» TASKS TO PERFORM:
1) According to the election commentary, what initiative would be transformational for many low-income households?
2) Reproduce the election commentary word for word from "Inevitably, one of" to "many low-income households.".

[QUOTED PASSAGE Boundary: Start]

In tactics of which Trump and Bojo would be proud, our attention is being deflected to the Solomon Islands and a conga line of paranoid statements about China’s aspirations for the Pacific, a region in which we have done little to earn respect or allegiance.

We’re prepared to let Pacific island nations drown as oceans rise and we dig deeper to extract and export the fossil fuels that drive climate change and sea level rises. How will our future generations treat the inevitable stream of refugees that this will create in the decades ahead? Will we keep Manus Island open as a refuse tip for our humanity?

This is not to suggest that we should underestimate or accept China’s political and commercial aspirations for regions and nations beyond its own borders. Its poor record on human rights is long and shameful, its totalitarian monitoring and scoring of its citizens immoral. On the other hand, both the British and Americans with whom we have forged our AUKUS alliance have also built their wealth and empires on the back of colonisation, slavery and commercial exploitation. Nations across the world are still recovering from their rapacious history.

Within our country, those seeking re-election failed our elderly citizens during the COVID pandemic, they’ve egregiously deployed public funds in rorts engineered to secure votes, they’ve protected their own against allegations of misogyny and sexual misconduct. Lies, deception and secrecy have been their bywords for governance. We are unsurprised that this coalition government has failed to set up its promised independent integrity commission.

It is equally astonishing that in this context, the Labor opposition has hardly landed a blow. It tells us ‘we can do better’. It wouldn’t be hard in the aftermath of the past few years. Doing better is hardly aspirational and certainly not in the realms of inspirational. It tells us ‘Health care, Medicare, Aged care … Labor cares’. And yet, despite the current government’s obvious failings, for many Labor scares.

Is the underlying assumption that Australians just yearn for the return of Donald Horne’s ‘lucky country’, when we could exploit our environment to run and harvest great herds of livestock and grain or dig and extract from big holes in the ground? Or is it a belief that Australians will put up with any crap leadership and intellectual mediocrity on offer?

Inevitably, one of the two major parties will form government, perhaps with the support of Greens, independents and a motley crew from the conspiracy groups that are the constituency of Pauline Hanson’s One Nation or Clive Palmer’s United Australia Party.

Both major parties are arguing that a hung Parliament, in which these minor parties and independents will hold the balance of power, will be inherently unstable and possibly unworkable. The reality is that a hung Parliament might be exactly what we need.

Agree with Greens policies or not, its leader Adam Bandt’s address to the National Press Club in April was the only speech to date that produced anything like some big ideas. The inclusion of dental services under the national Medicare scheme, while appearing to be something of a no-brainer, would actually be a transformational initiative for many low-income households.

The Green’s ‘no new fossil fuel developments’ would be another significant shift in Australian government policy that would enable Australia to play a more responsible role as a global citizen in taking climate action and fighting environmental degradation.

As for the independents, pilloried by the incumbent government as some sort of ‘false flag’ intervention by Labor sympathisers, they will force the issue of climate action and more ambitious de-carbonisation targets on whichever party forms government. Their other key goal is to quickly establish a transparent and effective integrity commission.

Unlike sitting parliamentarians in the seats they contest, they’re putting themselves forward based on their belief that these two key policy planks align with the concerns and priorities of their voters.

Candidacy on the basis of personal belief may emerge as. the biggest and most influential idea of this election.

[QUOTED PASSAGE Boundary: End]
[MATERIAL PROVIDED Boundary: Start]

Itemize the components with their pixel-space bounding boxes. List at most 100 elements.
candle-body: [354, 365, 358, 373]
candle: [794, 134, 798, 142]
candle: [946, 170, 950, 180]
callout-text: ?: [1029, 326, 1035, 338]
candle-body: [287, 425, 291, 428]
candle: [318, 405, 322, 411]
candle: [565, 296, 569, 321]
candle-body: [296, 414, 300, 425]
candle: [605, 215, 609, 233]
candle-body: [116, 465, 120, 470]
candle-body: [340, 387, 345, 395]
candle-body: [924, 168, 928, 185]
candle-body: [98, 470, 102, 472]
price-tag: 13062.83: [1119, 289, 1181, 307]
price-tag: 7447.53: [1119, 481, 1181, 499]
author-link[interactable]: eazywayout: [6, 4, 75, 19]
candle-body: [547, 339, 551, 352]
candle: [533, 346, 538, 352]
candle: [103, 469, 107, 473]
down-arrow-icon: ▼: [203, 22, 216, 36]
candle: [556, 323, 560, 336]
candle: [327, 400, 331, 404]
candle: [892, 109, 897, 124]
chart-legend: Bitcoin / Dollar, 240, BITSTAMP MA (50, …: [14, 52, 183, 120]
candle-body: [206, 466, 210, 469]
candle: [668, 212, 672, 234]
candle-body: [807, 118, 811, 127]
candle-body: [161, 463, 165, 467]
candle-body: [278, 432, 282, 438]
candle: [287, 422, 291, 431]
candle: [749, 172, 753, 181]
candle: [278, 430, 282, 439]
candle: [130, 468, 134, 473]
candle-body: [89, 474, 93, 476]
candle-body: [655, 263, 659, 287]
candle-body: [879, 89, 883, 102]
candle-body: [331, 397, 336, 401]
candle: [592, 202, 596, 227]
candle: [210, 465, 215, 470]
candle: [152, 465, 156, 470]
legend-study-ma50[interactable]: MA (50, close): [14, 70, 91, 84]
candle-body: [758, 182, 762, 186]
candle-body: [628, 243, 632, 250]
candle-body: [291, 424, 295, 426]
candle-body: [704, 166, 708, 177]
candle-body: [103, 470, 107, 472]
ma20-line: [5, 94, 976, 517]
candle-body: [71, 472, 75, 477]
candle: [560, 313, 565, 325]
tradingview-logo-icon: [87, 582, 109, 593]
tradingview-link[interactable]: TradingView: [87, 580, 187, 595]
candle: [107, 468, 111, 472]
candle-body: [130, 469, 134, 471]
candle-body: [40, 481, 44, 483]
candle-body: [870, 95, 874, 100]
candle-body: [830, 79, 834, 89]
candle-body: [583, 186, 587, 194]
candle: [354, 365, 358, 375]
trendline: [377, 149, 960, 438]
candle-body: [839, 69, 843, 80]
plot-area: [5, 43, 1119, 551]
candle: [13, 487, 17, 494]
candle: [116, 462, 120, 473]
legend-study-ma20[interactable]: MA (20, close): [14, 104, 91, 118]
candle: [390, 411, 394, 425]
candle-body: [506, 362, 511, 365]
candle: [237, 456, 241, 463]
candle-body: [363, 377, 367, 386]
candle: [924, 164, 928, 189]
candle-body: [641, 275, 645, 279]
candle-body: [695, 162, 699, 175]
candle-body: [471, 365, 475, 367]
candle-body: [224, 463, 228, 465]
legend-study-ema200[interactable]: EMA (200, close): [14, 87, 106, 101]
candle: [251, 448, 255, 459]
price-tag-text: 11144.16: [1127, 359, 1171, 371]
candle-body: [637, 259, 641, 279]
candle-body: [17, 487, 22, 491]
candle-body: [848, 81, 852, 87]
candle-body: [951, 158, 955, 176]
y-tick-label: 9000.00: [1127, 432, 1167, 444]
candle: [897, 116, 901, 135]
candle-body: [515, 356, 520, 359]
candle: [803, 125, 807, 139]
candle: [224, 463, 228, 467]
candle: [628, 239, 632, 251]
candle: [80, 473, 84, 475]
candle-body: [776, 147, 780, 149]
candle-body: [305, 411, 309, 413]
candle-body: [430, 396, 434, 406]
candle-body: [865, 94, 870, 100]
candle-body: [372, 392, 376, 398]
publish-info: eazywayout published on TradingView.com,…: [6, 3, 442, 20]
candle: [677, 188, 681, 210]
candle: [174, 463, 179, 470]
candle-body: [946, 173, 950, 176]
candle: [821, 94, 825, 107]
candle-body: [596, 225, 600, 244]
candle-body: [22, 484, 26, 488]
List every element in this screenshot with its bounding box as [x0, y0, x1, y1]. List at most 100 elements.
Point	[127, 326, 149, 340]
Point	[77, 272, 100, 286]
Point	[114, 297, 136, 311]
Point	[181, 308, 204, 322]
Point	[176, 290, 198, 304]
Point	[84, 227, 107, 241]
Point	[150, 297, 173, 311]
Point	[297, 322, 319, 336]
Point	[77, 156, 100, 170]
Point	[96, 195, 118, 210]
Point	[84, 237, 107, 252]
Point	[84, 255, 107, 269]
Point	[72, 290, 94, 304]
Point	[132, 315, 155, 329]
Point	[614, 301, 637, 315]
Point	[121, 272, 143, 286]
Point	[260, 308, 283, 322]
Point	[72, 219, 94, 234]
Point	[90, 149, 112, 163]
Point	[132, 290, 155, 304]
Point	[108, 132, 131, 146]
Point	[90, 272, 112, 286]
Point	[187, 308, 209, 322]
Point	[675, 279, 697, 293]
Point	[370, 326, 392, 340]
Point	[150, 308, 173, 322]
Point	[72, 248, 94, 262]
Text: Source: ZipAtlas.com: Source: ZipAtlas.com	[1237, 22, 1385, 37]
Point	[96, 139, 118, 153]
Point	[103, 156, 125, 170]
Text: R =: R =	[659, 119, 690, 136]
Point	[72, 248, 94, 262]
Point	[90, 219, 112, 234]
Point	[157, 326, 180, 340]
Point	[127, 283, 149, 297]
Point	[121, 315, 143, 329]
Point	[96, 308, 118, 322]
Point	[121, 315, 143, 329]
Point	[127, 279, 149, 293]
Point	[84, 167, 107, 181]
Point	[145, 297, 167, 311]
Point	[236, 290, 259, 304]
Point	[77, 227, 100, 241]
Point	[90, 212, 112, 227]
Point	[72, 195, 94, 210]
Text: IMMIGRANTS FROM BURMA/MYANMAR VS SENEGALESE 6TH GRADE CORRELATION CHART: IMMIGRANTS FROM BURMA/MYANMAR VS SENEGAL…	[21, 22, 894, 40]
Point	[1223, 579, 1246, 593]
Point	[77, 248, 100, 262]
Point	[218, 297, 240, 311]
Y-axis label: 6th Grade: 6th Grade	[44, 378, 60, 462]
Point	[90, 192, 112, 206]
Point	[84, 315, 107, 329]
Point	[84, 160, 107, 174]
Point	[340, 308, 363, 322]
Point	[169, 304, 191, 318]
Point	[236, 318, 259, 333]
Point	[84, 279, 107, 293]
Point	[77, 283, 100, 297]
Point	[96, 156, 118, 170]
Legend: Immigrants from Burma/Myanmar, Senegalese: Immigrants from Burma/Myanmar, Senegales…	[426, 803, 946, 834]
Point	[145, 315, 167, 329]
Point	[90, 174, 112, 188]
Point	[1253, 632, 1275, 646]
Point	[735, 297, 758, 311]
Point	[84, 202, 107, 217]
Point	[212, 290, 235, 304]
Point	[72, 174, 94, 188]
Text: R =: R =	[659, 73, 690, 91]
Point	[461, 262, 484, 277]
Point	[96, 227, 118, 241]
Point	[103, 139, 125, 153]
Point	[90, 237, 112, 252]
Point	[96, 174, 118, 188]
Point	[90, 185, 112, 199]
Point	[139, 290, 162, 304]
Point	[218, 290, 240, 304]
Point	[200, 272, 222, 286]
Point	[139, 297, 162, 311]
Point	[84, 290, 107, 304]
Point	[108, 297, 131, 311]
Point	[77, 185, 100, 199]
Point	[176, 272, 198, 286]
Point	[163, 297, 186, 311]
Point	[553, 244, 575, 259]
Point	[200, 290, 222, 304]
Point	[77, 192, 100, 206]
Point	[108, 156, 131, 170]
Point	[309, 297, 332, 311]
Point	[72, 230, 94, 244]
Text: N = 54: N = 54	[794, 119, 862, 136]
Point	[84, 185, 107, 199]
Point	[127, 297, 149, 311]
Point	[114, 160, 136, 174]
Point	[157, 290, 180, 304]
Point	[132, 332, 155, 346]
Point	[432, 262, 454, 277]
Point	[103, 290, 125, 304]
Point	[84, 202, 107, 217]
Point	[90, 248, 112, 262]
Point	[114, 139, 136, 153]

[MATERIAL PROVIDED Boundary: End]

» RESULTS FOR EACH TASK:
1) Including dental services under the national Medicare scheme.

2)
Inevitably, one of the two major parties will form government, perhaps with the support of Greens, independents and a motley crew from the conspiracy groups that are the constituency of Pauline Hanson’s One Nation or Clive Palmer’s United Australia Party.

Both major parties are arguing that a hung Parliament, in which these minor parties and independents will hold the balance of power, will be inherently unstable and possibly unworkable. The reality is that a hung Parliament might be exactly what we need.

Agree with Greens policies or not, its leader Adam Bandt’s address to the National Press Club in April was the only speech to date that produced anything like some big ideas. The inclusion of dental services under the national Medicare scheme, while appearing to be something of a no-brainer, would actually be a transformational initiative for many low-income households.